• The exercise
Set down each record exactly as written.
[START Dataset]
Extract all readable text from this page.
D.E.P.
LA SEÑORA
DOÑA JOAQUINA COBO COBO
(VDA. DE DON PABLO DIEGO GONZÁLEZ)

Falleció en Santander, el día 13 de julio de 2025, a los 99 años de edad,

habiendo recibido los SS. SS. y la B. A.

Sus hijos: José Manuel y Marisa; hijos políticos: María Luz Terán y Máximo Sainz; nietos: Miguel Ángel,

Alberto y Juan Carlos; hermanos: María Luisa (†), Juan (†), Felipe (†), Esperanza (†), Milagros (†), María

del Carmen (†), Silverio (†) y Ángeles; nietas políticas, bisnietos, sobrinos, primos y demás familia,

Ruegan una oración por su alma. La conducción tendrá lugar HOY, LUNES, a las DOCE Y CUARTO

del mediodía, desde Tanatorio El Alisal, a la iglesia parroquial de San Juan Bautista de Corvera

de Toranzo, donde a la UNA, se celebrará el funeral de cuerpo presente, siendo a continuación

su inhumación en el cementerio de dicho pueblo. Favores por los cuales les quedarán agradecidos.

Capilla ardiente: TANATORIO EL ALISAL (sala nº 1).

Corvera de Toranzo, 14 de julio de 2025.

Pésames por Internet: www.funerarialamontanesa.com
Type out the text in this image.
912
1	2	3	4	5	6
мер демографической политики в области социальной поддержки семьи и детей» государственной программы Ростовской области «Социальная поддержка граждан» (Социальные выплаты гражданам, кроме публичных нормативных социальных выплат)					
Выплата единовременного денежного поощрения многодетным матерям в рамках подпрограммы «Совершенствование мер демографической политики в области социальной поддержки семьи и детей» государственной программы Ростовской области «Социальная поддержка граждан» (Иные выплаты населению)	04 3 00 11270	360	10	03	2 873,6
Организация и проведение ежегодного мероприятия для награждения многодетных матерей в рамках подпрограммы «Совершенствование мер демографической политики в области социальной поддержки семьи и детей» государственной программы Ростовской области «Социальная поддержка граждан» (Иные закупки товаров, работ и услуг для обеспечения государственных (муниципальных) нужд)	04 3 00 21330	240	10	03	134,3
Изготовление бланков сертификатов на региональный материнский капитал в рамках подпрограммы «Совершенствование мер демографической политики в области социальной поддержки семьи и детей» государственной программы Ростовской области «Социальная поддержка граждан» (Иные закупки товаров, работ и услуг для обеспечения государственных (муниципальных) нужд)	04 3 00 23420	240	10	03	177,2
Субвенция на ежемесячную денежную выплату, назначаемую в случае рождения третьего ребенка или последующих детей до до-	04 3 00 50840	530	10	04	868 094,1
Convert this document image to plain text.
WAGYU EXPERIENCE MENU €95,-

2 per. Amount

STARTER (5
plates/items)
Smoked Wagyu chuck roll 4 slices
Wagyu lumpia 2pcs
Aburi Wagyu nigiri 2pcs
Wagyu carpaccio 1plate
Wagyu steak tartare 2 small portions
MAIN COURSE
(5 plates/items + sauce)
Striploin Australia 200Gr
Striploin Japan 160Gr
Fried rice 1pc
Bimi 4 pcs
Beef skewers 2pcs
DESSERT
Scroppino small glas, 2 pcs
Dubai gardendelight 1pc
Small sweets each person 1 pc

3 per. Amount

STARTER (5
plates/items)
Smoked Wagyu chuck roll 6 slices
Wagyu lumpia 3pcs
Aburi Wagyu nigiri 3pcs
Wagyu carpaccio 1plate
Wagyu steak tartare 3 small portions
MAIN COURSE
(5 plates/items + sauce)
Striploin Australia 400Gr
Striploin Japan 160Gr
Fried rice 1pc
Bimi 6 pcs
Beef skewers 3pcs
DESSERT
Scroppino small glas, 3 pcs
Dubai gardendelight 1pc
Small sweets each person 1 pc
[END Dataset]
• Answer to the task
Extract all readable text from this page.
D.E.P.
LA SEÑORA
DOÑA JOAQUINA COBO COBO
(VDA. DE DON PABLO DIEGO GONZÁLEZ)

Falleció en Santander, el día 13 de julio de 2025, a los 99 años de edad,

habiendo recibido los SS. SS. y la B. A.

Sus hijos: José Manuel y Marisa; hijos políticos: María Luz Terán y Máximo Sainz; nietos: Miguel Ángel,

Alberto y Juan Carlos; hermanos: María Luisa (†), Juan (†), Felipe (†), Esperanza (†), Milagros (†), María

del Carmen (†), Silverio (†) y Ángeles; nietas políticas, bisnietos, sobrinos, primos y demás familia,

Ruegan una oración por su alma. La conducción tendrá lugar HOY, LUNES, a las DOCE Y CUARTO

del mediodía, desde Tanatorio El Alisal, a la iglesia parroquial de San Juan Bautista de Corvera

de Toranzo, donde a la UNA, se celebrará el funeral de cuerpo presente, siendo a continuación

su inhumación en el cementerio de dicho pueblo. Favores por los cuales les quedarán agradecidos.

Capilla ardiente: TANATORIO EL ALISAL (sala nº 1).

Corvera de Toranzo, 14 de julio de 2025.

Pésames por Internet: www.funerarialamontanesa.com
Type out the text in this image.
912
1	2	3	4	5	6
мер демографической политики в области социальной поддержки семьи и детей» государственной программы Ростовской области «Социальная поддержка граждан» (Социальные выплаты гражданам, кроме публичных нормативных социальных выплат)					
Выплата единовременного денежного поощрения многодетным матерям в рамках подпрограммы «Совершенствование мер демографической политики в области социальной поддержки семьи и детей» государственной программы Ростовской области «Социальная поддержка граждан» (Иные выплаты населению)	04 3 00 11270	360	10	03	2 873,6
Организация и проведение ежегодного мероприятия для награждения многодетных матерей в рамках подпрограммы «Совершенствование мер демографической политики в области социальной поддержки семьи и детей» государственной программы Ростовской области «Социальная поддержка граждан» (Иные закупки товаров, работ и услуг для обеспечения государственных (муниципальных) нужд)	04 3 00 21330	240	10	03	134,3
Изготовление бланков сертификатов на региональный материнский капитал в рамках подпрограммы «Совершенствование мер демографической политики в области социальной поддержки семьи и детей» государственной программы Ростовской области «Социальная поддержка граждан» (Иные закупки товаров, работ и услуг для обеспечения государственных (муниципальных) нужд)	04 3 00 23420	240	10	03	177,2
Субвенция на ежемесячную денежную выплату, назначаемую в случае рождения третьего ребенка или последующих детей до до-	04 3 00 50840	530	10	04	868 094,1
Convert this document image to plain text.
WAGYU EXPERIENCE MENU €95,-

2 per. Amount

STARTER (5
plates/items)
Smoked Wagyu chuck roll 4 slices
Wagyu lumpia 2pcs
Aburi Wagyu nigiri 2pcs
Wagyu carpaccio 1plate
Wagyu steak tartare 2 small portions
MAIN COURSE
(5 plates/items + sauce)
Striploin Australia 200Gr
Striploin Japan 160Gr
Fried rice 1pc
Bimi 4 pcs
Beef skewers 2pcs
DESSERT
Scroppino small glas, 2 pcs
Dubai gardendelight 1pc
Small sweets each person 1 pc

3 per. Amount

STARTER (5
plates/items)
Smoked Wagyu chuck roll 6 slices
Wagyu lumpia 3pcs
Aburi Wagyu nigiri 3pcs
Wagyu carpaccio 1plate
Wagyu steak tartare 3 small portions
MAIN COURSE
(5 plates/items + sauce)
Striploin Australia 400Gr
Striploin Japan 160Gr
Fried rice 1pc
Bimi 6 pcs
Beef skewers 3pcs
DESSERT
Scroppino small glas, 3 pcs
Dubai gardendelight 1pc
Small sweets each person 1 pc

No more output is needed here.